### PROBLEM REQUIREMENTS
Copy the whole excerpt on stress and the HPA axis word for word.

─── SELECTED EXCERPT

4. The Firehouse Effect

That initial ACE study led Burke Harris to other research papers, and before long she was immersed, staying up late every night reading articles from medical journals and tracking down footnotes and references on PubMed, the online medical database. The research she compiled during those furious months of study now sits in four fat binders on the shelf of her office at the clinic. The papers within span many scientific disciplines, but most of them are rooted in two fairly obscure medical fields: neuroendocrinology (the study of how hormones interact with the brain) and stress physiology (the study of how stress affects the body). Although Anda and Felitti initially didn’t understand the biological mechanisms at work in their ACE data, scientists have reached a consensus in the past decade that the key channel through which early adversity causes damage to developing bodies and brains is stress.

Our bodies regulate stress using a system called the HPA axis. HPA stands for “hypothalamic-pituitary-adrenal,” and that tongue-twisting phrase describes the way that chemical signals cascade through the brain and the body in reaction to intense situations. When a potential danger appears, the first line of defense is the hypothalamus, the region of the brain that controls unconscious biological processes like body temperature, hunger, and thirst. The hypothalamus emits a chemical that triggers receptors in the pituitary gland; the pituitary releases signaling hormones that stimulate the adrenal glands; and the adrenal glands then send out stress hormones called glucocorticoids that switch on a host of specific defensive responses. Some of these responses we can recognize in ourselves as they happen: emotions like fear and anxiety, and physical reactions like increased heart rate, clammy skin, and a dry mouth. But many effects of the HPA axis are less immediately apparent to us, even when we’re the ones experiencing them: neurotransmitters activate, glucose levels rise, the cardiovascular system sends blood to the muscles, and inflammatory proteins surge through the bloodstream.

──────
─── DATA PROVIDED

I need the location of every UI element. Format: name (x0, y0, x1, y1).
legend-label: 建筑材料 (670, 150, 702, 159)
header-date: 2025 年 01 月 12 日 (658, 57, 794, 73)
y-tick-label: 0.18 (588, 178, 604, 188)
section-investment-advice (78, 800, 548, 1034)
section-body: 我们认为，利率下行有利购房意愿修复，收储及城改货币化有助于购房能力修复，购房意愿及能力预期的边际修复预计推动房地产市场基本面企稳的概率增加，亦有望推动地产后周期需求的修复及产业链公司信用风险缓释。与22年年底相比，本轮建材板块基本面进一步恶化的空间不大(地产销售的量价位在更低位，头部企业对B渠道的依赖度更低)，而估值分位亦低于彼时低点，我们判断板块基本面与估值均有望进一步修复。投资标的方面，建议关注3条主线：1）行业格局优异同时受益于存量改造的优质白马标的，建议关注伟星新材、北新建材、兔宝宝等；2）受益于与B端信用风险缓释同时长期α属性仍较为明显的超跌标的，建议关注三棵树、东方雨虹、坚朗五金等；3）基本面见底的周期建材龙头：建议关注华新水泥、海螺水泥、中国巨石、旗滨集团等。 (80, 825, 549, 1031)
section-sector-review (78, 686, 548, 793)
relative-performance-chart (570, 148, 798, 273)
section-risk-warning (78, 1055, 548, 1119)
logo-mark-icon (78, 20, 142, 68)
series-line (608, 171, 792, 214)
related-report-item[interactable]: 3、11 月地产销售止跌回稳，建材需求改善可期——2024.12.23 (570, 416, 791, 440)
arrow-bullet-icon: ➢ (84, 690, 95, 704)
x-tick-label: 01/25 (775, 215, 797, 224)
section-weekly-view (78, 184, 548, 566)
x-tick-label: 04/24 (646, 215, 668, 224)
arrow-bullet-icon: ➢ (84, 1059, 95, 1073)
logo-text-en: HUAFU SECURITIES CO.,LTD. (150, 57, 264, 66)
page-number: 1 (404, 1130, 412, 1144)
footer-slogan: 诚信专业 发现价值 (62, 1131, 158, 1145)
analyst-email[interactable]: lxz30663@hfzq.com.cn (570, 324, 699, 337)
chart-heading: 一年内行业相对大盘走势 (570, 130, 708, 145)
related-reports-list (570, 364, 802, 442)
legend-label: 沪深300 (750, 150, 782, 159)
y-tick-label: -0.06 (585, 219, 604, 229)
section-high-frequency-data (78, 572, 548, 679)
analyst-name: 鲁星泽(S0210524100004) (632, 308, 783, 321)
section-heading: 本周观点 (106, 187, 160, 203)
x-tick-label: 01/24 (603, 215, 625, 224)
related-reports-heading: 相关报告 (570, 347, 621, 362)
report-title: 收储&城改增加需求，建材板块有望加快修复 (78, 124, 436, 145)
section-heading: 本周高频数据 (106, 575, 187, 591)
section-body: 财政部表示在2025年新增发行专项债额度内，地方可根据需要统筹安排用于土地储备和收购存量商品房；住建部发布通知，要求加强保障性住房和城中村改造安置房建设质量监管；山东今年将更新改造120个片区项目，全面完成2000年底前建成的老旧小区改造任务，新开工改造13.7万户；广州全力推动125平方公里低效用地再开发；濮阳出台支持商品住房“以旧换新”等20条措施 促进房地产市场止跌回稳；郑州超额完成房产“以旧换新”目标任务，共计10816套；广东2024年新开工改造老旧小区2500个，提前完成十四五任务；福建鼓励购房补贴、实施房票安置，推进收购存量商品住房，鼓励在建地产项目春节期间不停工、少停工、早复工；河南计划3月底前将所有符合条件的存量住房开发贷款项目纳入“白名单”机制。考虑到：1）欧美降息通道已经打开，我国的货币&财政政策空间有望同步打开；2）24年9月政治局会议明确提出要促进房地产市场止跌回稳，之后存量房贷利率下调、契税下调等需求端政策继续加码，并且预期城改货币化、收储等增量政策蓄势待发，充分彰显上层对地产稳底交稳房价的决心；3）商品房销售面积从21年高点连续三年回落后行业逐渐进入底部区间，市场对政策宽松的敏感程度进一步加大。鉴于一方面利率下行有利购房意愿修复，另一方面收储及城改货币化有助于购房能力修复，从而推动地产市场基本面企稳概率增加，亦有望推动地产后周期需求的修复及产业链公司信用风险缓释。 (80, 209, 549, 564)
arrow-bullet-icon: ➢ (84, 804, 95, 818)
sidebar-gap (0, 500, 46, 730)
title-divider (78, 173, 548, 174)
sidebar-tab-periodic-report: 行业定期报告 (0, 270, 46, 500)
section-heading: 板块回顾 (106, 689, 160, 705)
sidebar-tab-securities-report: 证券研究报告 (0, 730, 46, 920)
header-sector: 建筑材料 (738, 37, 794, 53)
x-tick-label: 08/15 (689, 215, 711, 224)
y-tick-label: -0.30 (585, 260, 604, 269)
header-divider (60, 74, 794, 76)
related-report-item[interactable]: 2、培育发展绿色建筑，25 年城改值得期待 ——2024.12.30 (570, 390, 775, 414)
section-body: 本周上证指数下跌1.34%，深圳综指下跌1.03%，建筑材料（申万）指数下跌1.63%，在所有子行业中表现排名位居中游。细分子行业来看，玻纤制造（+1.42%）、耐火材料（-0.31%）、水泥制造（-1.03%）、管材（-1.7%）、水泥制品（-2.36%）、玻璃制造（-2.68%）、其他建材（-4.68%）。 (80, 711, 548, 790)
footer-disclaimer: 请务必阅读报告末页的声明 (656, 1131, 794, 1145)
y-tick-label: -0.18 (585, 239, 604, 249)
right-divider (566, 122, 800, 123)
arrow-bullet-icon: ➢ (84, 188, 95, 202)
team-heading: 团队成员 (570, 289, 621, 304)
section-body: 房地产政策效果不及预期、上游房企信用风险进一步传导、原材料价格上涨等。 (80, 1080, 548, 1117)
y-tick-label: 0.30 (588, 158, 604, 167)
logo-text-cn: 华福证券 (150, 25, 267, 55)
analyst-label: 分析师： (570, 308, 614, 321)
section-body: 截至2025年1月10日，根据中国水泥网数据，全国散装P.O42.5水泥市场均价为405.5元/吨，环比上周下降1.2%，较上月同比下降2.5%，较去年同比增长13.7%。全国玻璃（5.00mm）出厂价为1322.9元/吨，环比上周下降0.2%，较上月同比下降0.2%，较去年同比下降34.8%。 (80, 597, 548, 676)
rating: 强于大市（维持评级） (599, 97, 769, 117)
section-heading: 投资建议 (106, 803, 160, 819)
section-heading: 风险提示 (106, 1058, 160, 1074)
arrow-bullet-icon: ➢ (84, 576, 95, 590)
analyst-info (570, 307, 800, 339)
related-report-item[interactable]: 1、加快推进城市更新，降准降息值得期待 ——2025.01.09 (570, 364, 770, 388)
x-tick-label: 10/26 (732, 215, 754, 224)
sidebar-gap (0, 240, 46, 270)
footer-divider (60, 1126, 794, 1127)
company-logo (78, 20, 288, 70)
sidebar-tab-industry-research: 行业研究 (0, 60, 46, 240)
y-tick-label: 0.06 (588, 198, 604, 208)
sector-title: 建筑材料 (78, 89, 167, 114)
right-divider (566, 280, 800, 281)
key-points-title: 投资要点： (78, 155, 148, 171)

──────

### ANSWER SPACE
4. The Firehouse Effect

That initial ACE study led Burke Harris to other research papers, and before long she was immersed, staying up late every night reading articles from medical journals and tracking down footnotes and references on PubMed, the online medical database. The research she compiled during those furious months of study now sits in four fat binders on the shelf of her office at the clinic. The papers within span many scientific disciplines, but most of them are rooted in two fairly obscure medical fields: neuroendocrinology (the study of how hormones interact with the brain) and stress physiology (the study of how stress affects the body). Although Anda and Felitti initially didn’t understand the biological mechanisms at work in their ACE data, scientists have reached a consensus in the past decade that the key channel through which early adversity causes damage to developing bodies and brains is stress.

Our bodies regulate stress using a system called the HPA axis. HPA stands for “hypothalamic-pituitary-adrenal,” and that tongue-twisting phrase describes the way that chemical signals cascade through the brain and the body in reaction to intense situations. When a potential danger appears, the first line of defense is the hypothalamus, the region of the brain that controls unconscious biological processes like body temperature, hunger, and thirst. The hypothalamus emits a chemical that triggers receptors in the pituitary gland; the pituitary releases signaling hormones that stimulate the adrenal glands; and the adrenal glands then send out stress hormones called glucocorticoids that switch on a host of specific defensive responses. Some of these responses we can recognize in ourselves as they happen: emotions like fear and anxiety, and physical reactions like increased heart rate, clammy skin, and a dry mouth. But many effects of the HPA axis are less immediately apparent to us, even when we’re the ones experiencing them: neurotransmitters activate, glucose levels rise, the cardiovascular system sends blood to the muscles, and inflammatory proteins surge through the bloodstream.